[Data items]
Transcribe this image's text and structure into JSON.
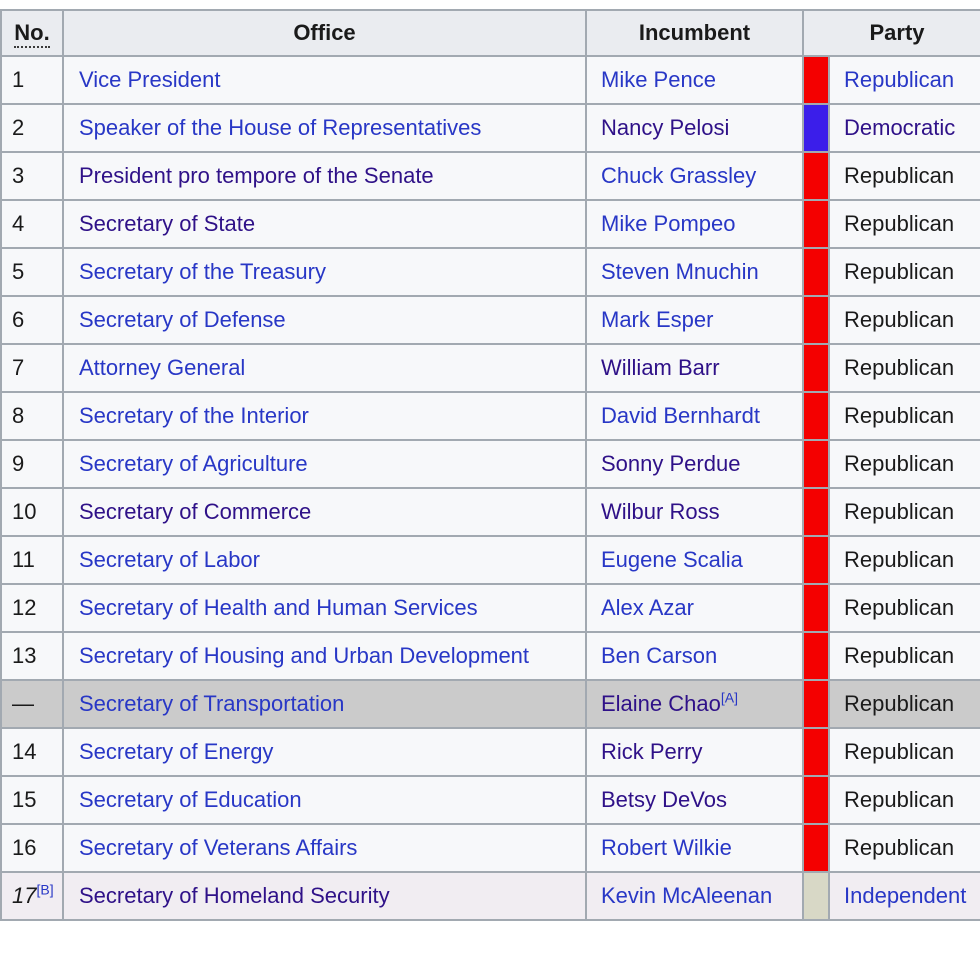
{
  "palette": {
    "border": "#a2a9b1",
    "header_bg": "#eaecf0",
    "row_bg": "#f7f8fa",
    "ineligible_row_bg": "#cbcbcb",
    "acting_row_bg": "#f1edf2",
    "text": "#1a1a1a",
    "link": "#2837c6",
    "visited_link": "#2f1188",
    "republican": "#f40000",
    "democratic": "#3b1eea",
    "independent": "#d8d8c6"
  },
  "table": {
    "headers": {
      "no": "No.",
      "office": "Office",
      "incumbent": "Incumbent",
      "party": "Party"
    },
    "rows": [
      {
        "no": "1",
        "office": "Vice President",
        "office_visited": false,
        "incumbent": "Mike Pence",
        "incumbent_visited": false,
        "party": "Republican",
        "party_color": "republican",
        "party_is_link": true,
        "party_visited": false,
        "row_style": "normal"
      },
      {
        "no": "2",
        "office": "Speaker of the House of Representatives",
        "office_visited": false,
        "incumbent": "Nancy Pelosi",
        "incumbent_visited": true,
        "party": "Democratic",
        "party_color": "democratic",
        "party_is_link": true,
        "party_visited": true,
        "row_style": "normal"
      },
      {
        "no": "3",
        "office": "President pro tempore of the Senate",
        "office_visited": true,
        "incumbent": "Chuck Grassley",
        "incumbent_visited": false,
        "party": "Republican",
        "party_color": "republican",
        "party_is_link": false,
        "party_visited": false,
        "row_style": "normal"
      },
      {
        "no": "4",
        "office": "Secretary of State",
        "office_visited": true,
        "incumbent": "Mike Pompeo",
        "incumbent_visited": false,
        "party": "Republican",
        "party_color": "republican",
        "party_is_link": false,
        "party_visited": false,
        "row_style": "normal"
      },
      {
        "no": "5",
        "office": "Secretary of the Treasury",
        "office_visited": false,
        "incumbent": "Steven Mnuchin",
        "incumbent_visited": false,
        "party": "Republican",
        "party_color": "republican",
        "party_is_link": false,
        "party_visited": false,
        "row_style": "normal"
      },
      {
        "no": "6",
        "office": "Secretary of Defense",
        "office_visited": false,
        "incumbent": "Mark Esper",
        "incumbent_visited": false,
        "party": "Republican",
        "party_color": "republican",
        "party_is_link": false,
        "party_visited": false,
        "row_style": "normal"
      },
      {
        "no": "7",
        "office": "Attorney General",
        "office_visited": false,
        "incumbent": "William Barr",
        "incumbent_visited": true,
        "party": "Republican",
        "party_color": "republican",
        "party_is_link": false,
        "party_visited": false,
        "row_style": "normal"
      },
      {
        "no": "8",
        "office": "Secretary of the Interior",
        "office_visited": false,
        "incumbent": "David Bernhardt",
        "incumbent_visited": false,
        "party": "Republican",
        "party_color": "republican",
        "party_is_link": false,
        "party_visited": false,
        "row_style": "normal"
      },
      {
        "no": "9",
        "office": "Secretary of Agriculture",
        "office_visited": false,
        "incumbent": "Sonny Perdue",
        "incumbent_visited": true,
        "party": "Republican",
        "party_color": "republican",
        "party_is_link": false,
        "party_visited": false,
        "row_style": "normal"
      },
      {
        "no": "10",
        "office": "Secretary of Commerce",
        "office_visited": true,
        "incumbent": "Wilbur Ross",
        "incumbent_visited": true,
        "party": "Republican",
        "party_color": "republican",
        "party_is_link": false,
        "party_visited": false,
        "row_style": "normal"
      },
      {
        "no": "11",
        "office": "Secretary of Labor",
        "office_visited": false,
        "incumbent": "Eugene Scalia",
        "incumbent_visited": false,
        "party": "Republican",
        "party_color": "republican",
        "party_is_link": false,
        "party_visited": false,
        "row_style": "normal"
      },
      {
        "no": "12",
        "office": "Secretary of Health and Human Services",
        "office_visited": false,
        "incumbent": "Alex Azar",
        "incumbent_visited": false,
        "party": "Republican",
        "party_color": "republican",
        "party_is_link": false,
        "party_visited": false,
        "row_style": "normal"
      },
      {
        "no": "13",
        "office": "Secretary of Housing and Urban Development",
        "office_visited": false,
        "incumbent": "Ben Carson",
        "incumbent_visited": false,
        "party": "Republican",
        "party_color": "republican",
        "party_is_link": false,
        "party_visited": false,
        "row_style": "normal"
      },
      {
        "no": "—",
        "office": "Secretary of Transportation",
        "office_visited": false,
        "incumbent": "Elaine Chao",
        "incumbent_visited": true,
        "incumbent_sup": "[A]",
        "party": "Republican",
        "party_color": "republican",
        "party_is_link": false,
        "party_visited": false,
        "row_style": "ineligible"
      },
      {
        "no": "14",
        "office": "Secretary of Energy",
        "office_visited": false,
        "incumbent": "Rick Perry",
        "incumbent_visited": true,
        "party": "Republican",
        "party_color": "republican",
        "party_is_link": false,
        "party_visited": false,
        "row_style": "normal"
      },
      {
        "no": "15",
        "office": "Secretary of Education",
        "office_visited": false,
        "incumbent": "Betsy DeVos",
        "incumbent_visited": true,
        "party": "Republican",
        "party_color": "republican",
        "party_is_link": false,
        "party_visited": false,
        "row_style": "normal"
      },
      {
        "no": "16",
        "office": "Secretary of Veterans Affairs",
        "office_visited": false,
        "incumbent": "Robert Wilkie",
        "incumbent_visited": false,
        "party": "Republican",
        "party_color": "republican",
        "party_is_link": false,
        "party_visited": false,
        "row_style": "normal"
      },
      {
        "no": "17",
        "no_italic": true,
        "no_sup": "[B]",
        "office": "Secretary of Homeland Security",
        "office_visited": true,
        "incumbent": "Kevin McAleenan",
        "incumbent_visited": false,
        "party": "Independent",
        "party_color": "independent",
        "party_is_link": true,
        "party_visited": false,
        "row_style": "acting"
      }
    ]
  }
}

==

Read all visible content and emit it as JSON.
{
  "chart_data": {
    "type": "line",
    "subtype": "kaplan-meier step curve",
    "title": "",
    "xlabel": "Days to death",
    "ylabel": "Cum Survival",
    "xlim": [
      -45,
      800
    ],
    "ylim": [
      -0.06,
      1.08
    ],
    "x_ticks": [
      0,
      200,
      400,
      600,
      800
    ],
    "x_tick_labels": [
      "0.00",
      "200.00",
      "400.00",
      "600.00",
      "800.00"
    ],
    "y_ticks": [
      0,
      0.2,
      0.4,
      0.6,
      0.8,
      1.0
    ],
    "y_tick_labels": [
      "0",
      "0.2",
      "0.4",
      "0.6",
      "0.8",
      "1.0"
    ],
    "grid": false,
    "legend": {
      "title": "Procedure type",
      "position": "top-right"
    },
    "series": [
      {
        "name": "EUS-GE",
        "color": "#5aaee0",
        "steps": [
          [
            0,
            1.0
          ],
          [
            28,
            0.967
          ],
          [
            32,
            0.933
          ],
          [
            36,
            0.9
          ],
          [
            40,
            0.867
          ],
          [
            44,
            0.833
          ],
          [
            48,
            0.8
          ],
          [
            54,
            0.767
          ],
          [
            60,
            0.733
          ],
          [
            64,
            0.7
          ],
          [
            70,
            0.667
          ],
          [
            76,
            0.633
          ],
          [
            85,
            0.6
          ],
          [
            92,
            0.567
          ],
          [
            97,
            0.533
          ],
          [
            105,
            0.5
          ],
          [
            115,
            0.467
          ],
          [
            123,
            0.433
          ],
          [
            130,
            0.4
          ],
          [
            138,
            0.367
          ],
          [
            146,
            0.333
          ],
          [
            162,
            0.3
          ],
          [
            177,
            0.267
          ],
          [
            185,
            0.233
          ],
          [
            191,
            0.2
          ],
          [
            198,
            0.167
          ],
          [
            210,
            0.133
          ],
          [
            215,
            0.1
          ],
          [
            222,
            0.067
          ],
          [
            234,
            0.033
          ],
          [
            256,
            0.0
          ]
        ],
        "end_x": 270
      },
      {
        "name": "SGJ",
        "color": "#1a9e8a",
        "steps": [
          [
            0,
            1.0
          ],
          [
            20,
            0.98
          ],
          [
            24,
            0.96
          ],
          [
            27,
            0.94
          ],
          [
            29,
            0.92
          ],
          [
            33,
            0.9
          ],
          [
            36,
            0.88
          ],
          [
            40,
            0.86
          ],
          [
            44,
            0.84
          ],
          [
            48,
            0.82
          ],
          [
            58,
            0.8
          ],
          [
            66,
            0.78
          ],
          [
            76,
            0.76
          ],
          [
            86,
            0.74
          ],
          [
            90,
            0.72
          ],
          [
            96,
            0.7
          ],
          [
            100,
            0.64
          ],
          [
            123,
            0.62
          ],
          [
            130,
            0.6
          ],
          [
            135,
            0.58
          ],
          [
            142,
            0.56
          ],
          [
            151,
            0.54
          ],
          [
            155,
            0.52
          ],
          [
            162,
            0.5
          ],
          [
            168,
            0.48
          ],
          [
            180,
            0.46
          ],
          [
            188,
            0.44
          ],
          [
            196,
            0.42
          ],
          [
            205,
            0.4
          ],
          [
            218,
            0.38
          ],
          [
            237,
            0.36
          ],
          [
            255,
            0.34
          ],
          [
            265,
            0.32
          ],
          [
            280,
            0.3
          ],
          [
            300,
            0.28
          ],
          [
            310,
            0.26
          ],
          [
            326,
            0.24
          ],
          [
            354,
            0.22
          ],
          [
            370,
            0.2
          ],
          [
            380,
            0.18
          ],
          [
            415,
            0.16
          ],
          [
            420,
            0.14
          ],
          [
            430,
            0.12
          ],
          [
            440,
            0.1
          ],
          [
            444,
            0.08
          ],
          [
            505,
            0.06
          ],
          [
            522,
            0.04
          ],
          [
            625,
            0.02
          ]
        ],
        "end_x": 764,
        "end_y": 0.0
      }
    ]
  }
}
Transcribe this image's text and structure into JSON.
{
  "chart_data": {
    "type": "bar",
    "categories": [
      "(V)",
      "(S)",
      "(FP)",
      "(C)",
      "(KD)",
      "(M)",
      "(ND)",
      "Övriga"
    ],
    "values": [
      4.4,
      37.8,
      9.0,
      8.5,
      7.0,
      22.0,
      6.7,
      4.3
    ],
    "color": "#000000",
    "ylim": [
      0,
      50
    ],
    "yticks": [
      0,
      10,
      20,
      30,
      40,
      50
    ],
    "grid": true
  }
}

---

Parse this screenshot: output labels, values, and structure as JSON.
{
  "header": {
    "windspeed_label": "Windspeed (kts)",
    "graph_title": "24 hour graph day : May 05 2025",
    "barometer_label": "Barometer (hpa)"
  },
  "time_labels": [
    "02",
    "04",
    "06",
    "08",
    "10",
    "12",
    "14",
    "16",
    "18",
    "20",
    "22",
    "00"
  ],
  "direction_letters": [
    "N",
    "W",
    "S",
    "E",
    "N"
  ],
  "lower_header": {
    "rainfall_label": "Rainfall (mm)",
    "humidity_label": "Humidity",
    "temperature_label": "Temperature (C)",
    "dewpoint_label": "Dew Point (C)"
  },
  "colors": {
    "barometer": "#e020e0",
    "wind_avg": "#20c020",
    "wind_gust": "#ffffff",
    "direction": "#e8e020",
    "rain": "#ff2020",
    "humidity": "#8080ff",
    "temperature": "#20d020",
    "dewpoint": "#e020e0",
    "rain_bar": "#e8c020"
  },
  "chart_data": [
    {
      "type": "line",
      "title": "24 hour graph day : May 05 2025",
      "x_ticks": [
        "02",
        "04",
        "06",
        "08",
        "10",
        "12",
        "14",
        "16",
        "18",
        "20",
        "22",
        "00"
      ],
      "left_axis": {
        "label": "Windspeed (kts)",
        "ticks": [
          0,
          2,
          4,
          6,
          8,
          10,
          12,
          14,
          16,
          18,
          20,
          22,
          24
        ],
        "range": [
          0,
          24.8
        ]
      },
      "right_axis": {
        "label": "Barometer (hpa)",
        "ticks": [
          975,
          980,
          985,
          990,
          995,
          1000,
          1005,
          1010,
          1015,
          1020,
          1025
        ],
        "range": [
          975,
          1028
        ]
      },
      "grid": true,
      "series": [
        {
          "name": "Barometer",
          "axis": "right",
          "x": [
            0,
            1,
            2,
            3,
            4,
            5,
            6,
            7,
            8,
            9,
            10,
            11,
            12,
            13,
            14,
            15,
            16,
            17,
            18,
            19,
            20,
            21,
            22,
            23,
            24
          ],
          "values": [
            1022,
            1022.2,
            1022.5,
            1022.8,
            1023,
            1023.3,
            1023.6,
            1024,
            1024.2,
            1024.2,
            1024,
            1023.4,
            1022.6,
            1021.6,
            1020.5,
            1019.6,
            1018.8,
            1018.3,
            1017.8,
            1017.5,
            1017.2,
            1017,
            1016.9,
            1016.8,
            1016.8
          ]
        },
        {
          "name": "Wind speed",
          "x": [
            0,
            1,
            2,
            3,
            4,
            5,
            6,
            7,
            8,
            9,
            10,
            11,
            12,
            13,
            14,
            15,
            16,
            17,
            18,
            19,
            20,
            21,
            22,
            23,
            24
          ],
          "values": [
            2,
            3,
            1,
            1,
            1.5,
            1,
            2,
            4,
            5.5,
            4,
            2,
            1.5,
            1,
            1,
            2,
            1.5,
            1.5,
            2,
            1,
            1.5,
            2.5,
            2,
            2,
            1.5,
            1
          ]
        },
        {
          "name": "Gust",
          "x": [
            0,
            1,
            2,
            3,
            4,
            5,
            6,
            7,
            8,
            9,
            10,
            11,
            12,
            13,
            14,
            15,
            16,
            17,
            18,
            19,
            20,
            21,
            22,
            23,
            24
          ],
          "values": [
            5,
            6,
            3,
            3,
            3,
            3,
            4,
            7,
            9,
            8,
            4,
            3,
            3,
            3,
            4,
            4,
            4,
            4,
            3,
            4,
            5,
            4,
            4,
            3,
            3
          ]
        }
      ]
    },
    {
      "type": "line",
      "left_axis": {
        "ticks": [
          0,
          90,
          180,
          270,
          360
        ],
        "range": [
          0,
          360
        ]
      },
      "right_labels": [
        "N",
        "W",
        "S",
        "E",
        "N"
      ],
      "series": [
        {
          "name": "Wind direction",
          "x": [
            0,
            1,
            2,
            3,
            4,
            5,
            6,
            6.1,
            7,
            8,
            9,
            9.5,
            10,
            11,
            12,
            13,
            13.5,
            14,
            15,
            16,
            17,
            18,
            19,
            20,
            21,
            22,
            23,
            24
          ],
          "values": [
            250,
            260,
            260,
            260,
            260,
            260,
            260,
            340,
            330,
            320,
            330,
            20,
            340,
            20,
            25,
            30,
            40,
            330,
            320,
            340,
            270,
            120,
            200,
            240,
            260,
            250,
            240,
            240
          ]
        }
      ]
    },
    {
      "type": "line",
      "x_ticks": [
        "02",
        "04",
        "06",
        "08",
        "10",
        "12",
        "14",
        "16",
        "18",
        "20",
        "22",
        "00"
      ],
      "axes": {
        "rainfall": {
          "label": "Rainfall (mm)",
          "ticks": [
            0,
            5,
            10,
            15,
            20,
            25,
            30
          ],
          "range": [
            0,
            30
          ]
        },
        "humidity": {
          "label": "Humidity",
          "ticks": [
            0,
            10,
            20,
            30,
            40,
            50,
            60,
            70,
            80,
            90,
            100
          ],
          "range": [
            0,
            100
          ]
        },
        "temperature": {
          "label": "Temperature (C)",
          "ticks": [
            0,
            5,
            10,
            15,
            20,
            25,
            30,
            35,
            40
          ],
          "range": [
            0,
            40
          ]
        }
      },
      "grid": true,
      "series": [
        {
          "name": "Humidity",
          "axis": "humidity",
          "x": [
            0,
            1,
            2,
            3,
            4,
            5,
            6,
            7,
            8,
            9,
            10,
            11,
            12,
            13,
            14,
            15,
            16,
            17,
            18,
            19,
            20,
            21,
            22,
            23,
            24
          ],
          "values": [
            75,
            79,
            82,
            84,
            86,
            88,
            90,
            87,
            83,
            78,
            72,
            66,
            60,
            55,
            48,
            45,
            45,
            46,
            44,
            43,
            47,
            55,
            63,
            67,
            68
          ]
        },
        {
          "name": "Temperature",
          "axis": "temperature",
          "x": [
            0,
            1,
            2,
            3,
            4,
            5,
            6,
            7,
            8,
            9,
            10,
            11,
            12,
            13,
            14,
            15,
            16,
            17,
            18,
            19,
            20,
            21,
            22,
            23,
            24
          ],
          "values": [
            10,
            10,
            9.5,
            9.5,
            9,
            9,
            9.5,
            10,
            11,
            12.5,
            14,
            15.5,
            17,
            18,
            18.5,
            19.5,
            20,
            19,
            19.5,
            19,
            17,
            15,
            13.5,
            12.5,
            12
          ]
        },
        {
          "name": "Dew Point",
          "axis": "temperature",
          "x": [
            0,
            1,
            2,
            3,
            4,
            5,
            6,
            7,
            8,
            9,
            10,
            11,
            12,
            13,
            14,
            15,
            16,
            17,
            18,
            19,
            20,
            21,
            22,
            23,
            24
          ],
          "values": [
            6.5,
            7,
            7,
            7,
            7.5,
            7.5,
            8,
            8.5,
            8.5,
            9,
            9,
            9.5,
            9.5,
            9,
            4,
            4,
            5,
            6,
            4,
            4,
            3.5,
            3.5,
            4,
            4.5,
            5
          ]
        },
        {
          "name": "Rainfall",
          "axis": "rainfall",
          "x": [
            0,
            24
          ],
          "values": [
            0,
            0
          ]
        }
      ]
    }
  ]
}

* WORK INSTRUCTIONS: Return every line above in which the string "Mike" occurs.

* FINAL RESULT:
        "incumbent": "Mike Pence",
        "incumbent": "Mike Pompeo",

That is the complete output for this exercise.